Records that describe figures:
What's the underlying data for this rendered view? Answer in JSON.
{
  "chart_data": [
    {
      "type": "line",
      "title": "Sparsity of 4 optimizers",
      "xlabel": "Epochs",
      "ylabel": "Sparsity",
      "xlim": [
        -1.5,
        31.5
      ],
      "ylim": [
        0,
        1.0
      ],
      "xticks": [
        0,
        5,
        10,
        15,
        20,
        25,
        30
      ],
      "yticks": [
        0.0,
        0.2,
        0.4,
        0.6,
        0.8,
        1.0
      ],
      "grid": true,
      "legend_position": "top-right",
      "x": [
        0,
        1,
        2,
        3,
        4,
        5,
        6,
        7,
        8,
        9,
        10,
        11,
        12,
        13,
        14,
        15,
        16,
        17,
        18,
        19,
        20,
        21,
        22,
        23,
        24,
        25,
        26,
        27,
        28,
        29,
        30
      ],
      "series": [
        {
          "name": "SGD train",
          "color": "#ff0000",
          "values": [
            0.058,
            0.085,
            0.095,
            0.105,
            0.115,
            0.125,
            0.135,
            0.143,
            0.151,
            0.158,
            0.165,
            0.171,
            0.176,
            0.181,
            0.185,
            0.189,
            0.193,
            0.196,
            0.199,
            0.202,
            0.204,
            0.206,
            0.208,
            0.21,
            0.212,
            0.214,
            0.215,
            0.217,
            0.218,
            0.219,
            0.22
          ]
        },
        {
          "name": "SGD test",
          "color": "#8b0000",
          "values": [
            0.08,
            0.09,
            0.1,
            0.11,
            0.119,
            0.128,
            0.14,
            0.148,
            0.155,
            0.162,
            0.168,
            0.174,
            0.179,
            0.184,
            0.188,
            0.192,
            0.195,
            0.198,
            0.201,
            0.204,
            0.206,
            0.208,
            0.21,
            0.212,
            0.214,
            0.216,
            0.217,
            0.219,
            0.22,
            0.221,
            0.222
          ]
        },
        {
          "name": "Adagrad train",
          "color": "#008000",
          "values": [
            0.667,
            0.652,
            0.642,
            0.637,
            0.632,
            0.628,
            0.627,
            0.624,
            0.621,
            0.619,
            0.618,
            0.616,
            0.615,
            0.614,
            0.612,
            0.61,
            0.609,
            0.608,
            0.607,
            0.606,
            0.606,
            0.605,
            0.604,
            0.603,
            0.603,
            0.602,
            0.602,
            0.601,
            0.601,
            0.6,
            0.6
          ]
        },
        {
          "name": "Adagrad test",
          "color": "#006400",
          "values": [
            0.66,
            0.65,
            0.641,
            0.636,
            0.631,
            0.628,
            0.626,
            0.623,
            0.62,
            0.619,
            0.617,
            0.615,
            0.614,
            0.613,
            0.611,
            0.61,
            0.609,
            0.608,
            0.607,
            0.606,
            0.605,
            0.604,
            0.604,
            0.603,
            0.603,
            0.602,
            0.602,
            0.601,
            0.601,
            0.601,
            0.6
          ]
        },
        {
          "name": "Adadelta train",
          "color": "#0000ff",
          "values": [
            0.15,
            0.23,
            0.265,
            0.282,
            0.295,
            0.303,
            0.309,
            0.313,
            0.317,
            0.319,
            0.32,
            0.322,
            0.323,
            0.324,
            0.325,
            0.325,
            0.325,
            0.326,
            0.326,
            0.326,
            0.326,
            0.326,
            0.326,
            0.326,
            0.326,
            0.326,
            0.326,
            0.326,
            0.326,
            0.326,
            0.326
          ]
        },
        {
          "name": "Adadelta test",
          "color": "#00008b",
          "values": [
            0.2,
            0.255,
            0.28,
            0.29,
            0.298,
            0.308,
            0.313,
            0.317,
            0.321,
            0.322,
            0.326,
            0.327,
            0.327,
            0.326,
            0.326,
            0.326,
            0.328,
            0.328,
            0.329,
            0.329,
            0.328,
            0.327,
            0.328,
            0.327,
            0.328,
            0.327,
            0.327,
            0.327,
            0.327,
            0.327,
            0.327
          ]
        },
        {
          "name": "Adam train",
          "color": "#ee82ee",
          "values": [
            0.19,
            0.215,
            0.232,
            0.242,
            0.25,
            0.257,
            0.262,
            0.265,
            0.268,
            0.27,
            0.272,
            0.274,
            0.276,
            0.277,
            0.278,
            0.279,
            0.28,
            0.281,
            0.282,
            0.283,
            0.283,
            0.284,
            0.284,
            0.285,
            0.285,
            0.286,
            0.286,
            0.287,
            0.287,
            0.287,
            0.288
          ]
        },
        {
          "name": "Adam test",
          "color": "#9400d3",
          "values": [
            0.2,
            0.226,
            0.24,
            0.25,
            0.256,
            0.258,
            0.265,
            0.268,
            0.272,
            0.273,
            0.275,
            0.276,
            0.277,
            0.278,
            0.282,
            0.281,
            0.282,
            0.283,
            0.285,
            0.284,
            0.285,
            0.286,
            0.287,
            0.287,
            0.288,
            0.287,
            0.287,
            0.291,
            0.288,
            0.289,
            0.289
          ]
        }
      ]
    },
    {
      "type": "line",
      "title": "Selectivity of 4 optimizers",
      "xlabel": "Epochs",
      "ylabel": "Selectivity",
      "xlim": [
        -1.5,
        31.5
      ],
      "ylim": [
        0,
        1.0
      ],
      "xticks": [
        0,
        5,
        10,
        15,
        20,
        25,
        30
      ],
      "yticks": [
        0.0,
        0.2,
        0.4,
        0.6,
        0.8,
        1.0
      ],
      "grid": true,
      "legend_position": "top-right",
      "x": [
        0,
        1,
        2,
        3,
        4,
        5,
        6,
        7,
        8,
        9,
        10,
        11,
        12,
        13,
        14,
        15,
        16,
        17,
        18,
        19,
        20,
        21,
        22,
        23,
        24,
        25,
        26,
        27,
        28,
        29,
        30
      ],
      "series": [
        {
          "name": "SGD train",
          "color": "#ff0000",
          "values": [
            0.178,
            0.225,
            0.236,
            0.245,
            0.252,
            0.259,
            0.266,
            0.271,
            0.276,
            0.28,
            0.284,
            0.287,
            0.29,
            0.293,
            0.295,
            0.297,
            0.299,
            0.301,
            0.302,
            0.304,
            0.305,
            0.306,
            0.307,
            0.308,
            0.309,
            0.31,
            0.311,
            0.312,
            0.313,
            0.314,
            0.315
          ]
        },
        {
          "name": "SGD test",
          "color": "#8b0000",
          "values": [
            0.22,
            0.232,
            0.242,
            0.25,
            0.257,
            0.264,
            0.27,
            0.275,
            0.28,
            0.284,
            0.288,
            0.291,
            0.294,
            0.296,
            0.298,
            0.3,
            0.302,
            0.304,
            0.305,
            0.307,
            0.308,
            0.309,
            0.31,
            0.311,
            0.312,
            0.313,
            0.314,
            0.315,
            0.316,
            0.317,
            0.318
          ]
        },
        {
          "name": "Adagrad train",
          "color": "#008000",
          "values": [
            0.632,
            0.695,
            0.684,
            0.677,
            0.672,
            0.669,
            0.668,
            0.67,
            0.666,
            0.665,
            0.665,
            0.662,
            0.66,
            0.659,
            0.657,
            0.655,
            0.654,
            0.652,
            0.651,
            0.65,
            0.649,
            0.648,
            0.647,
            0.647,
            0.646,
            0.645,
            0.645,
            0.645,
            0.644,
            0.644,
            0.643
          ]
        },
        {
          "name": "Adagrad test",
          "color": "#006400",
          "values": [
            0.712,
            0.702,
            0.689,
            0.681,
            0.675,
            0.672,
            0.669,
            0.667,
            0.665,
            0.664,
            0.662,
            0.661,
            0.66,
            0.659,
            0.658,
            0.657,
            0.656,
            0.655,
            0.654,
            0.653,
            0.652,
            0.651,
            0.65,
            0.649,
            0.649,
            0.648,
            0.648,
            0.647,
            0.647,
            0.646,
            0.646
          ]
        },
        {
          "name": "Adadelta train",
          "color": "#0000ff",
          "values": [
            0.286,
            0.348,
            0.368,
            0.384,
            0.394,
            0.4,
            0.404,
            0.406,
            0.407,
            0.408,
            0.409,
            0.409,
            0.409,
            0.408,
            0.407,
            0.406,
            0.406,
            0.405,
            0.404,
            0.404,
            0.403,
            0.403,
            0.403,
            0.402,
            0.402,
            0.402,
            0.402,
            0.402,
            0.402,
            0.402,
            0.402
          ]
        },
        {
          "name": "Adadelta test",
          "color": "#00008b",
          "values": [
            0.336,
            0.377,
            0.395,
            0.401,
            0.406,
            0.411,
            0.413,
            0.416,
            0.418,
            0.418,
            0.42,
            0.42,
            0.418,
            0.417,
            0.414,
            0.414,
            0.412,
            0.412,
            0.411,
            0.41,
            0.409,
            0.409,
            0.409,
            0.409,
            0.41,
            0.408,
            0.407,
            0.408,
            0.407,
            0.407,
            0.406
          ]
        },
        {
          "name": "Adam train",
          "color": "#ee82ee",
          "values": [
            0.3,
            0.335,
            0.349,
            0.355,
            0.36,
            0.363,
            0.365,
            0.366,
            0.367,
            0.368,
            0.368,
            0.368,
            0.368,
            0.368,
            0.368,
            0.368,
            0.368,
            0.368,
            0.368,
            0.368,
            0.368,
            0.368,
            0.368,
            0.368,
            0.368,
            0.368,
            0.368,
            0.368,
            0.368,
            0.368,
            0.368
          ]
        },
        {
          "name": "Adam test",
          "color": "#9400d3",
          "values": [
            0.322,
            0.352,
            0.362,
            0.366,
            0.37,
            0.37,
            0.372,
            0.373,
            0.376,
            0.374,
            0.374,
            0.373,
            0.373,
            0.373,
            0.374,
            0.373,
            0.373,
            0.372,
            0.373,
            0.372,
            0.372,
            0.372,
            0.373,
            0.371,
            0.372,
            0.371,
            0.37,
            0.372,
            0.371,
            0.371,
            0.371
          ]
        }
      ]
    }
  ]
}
==
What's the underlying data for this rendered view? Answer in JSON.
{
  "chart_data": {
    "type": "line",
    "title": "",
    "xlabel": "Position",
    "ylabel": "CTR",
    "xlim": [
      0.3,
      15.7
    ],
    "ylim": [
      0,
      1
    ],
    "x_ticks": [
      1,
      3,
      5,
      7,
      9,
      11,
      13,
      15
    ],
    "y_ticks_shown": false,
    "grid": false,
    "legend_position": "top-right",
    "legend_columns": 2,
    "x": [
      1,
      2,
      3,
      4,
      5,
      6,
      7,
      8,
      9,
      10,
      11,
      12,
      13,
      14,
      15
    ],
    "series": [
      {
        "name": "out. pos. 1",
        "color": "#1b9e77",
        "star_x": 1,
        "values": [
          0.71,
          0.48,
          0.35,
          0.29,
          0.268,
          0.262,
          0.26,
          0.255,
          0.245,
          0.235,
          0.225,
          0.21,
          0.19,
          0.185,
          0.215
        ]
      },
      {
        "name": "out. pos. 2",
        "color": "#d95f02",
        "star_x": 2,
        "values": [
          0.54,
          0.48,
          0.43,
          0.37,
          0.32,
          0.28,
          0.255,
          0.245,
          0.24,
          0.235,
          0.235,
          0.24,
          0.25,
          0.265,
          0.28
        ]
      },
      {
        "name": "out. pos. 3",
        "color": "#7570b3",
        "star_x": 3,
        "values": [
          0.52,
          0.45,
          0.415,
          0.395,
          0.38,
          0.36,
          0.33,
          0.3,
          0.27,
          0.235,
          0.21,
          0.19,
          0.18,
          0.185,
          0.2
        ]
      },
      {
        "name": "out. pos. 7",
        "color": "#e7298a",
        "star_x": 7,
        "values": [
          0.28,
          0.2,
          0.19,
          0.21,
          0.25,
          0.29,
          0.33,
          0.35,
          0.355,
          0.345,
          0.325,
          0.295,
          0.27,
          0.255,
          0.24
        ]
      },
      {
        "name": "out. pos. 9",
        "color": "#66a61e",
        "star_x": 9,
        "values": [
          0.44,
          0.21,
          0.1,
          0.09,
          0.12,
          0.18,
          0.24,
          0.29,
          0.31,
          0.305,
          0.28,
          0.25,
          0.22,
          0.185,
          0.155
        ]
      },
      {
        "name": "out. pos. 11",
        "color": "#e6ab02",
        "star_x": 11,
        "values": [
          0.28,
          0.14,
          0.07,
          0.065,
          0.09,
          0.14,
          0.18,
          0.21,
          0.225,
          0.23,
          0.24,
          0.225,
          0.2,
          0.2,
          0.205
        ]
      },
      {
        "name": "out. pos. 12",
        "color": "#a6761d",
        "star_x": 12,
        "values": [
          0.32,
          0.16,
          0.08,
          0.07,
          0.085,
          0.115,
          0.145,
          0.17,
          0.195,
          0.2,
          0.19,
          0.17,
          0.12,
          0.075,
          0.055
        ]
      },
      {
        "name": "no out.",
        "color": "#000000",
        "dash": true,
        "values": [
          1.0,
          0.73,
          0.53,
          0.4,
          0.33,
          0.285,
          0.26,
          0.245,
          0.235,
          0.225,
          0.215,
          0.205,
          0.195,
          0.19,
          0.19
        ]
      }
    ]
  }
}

## GIVEN TASK:
Pick each line holding the word "optimizers" out of the data and copy it.

## SOLUTION FOR THIS TASK:
      "title": "Sparsity of 4 optimizers",
      "title": "Selectivity of 4 optimizers",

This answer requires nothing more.